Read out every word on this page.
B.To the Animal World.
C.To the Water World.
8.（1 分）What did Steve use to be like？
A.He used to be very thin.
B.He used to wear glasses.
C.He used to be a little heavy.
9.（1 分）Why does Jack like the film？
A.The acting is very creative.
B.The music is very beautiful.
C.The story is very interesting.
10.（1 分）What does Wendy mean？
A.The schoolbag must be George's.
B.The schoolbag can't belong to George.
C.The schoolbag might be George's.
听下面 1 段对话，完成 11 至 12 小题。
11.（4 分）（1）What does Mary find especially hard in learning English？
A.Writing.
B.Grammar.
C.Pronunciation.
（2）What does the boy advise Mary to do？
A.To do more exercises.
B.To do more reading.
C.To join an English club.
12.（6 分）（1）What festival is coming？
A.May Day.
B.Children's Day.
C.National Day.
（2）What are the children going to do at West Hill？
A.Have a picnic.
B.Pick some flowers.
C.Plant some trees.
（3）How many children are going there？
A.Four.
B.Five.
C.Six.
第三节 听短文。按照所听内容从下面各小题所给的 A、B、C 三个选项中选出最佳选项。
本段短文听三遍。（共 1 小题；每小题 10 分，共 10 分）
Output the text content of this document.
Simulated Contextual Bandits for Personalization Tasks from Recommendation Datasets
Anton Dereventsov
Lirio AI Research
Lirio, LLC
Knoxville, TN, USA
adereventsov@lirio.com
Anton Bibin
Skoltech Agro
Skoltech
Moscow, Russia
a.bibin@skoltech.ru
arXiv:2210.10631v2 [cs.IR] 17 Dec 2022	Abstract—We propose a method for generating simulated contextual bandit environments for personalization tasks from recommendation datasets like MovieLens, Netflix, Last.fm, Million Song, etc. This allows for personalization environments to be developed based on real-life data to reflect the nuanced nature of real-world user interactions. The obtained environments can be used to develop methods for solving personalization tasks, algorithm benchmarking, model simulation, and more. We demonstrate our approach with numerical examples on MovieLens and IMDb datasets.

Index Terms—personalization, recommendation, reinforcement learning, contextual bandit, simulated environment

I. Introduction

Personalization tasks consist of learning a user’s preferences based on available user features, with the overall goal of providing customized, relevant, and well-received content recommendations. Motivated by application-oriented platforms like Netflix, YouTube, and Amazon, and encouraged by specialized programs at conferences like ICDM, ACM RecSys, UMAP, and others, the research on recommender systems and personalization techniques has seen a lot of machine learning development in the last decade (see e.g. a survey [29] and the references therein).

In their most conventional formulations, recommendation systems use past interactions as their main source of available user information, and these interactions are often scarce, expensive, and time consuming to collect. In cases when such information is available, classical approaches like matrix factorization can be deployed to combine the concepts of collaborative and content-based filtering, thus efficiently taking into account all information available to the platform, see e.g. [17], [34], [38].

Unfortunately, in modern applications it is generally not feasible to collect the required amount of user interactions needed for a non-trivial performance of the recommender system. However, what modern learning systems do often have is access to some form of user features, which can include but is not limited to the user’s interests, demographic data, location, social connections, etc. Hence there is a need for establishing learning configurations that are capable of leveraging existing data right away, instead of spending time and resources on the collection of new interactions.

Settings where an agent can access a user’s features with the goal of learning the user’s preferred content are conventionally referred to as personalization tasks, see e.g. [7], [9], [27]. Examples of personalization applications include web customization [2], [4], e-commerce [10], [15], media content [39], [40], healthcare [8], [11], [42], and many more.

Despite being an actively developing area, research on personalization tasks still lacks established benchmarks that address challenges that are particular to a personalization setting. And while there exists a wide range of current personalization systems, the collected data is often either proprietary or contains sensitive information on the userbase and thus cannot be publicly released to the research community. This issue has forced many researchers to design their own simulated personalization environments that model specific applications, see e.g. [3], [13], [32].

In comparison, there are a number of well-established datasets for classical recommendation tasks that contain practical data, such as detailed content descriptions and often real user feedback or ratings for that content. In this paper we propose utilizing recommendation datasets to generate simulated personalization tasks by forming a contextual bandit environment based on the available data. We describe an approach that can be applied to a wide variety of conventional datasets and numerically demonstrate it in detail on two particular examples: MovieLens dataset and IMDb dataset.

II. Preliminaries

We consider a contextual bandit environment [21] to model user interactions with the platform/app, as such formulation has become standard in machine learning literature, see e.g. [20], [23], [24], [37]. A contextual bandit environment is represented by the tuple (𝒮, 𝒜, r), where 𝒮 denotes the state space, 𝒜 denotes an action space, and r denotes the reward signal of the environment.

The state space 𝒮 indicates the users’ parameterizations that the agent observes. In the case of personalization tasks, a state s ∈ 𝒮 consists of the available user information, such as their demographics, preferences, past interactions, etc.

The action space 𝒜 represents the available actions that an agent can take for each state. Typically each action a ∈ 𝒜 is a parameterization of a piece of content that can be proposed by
□ □ □
WORK TO COMPLETE: Write all of the records out again exactly.

SOLUTION:
Read out every word on this page.
B.To the Animal World.
C.To the Water World.
8.（1 分）What did Steve use to be like？
A.He used to be very thin.
B.He used to wear glasses.
C.He used to be a little heavy.
9.（1 分）Why does Jack like the film？
A.The acting is very creative.
B.The music is very beautiful.
C.The story is very interesting.
10.（1 分）What does Wendy mean？
A.The schoolbag must be George's.
B.The schoolbag can't belong to George.
C.The schoolbag might be George's.
听下面 1 段对话，完成 11 至 12 小题。
11.（4 分）（1）What does Mary find especially hard in learning English？
A.Writing.
B.Grammar.
C.Pronunciation.
（2）What does the boy advise Mary to do？
A.To do more exercises.
B.To do more reading.
C.To join an English club.
12.（6 分）（1）What festival is coming？
A.May Day.
B.Children's Day.
C.National Day.
（2）What are the children going to do at West Hill？
A.Have a picnic.
B.Pick some flowers.
C.Plant some trees.
（3）How many children are going there？
A.Four.
B.Five.
C.Six.
第三节 听短文。按照所听内容从下面各小题所给的 A、B、C 三个选项中选出最佳选项。
本段短文听三遍。（共 1 小题；每小题 10 分，共 10 分）
Output the text content of this document.
Simulated Contextual Bandits for Personalization Tasks from Recommendation Datasets
Anton Dereventsov
Lirio AI Research
Lirio, LLC
Knoxville, TN, USA
adereventsov@lirio.com
Anton Bibin
Skoltech Agro
Skoltech
Moscow, Russia
a.bibin@skoltech.ru
arXiv:2210.10631v2 [cs.IR] 17 Dec 2022	Abstract—We propose a method for generating simulated contextual bandit environments for personalization tasks from recommendation datasets like MovieLens, Netflix, Last.fm, Million Song, etc. This allows for personalization environments to be developed based on real-life data to reflect the nuanced nature of real-world user interactions. The obtained environments can be used to develop methods for solving personalization tasks, algorithm benchmarking, model simulation, and more. We demonstrate our approach with numerical examples on MovieLens and IMDb datasets.

Index Terms—personalization, recommendation, reinforcement learning, contextual bandit, simulated environment

I. Introduction

Personalization tasks consist of learning a user’s preferences based on available user features, with the overall goal of providing customized, relevant, and well-received content recommendations. Motivated by application-oriented platforms like Netflix, YouTube, and Amazon, and encouraged by specialized programs at conferences like ICDM, ACM RecSys, UMAP, and others, the research on recommender systems and personalization techniques has seen a lot of machine learning development in the last decade (see e.g. a survey [29] and the references therein).

In their most conventional formulations, recommendation systems use past interactions as their main source of available user information, and these interactions are often scarce, expensive, and time consuming to collect. In cases when such information is available, classical approaches like matrix factorization can be deployed to combine the concepts of collaborative and content-based filtering, thus efficiently taking into account all information available to the platform, see e.g. [17], [34], [38].

Unfortunately, in modern applications it is generally not feasible to collect the required amount of user interactions needed for a non-trivial performance of the recommender system. However, what modern learning systems do often have is access to some form of user features, which can include but is not limited to the user’s interests, demographic data, location, social connections, etc. Hence there is a need for establishing learning configurations that are capable of leveraging existing data right away, instead of spending time and resources on the collection of new interactions.

Settings where an agent can access a user’s features with the goal of learning the user’s preferred content are conventionally referred to as personalization tasks, see e.g. [7], [9], [27]. Examples of personalization applications include web customization [2], [4], e-commerce [10], [15], media content [39], [40], healthcare [8], [11], [42], and many more.

Despite being an actively developing area, research on personalization tasks still lacks established benchmarks that address challenges that are particular to a personalization setting. And while there exists a wide range of current personalization systems, the collected data is often either proprietary or contains sensitive information on the userbase and thus cannot be publicly released to the research community. This issue has forced many researchers to design their own simulated personalization environments that model specific applications, see e.g. [3], [13], [32].

In comparison, there are a number of well-established datasets for classical recommendation tasks that contain practical data, such as detailed content descriptions and often real user feedback or ratings for that content. In this paper we propose utilizing recommendation datasets to generate simulated personalization tasks by forming a contextual bandit environment based on the available data. We describe an approach that can be applied to a wide variety of conventional datasets and numerically demonstrate it in detail on two particular examples: MovieLens dataset and IMDb dataset.

II. Preliminaries

We consider a contextual bandit environment [21] to model user interactions with the platform/app, as such formulation has become standard in machine learning literature, see e.g. [20], [23], [24], [37]. A contextual bandit environment is represented by the tuple (𝒮, 𝒜, r), where 𝒮 denotes the state space, 𝒜 denotes an action space, and r denotes the reward signal of the environment.

The state space 𝒮 indicates the users’ parameterizations that the agent observes. In the case of personalization tasks, a state s ∈ 𝒮 consists of the available user information, such as their demographics, preferences, past interactions, etc.

The action space 𝒜 represents the available actions that an agent can take for each state. Typically each action a ∈ 𝒜 is a parameterization of a piece of content that can be proposed by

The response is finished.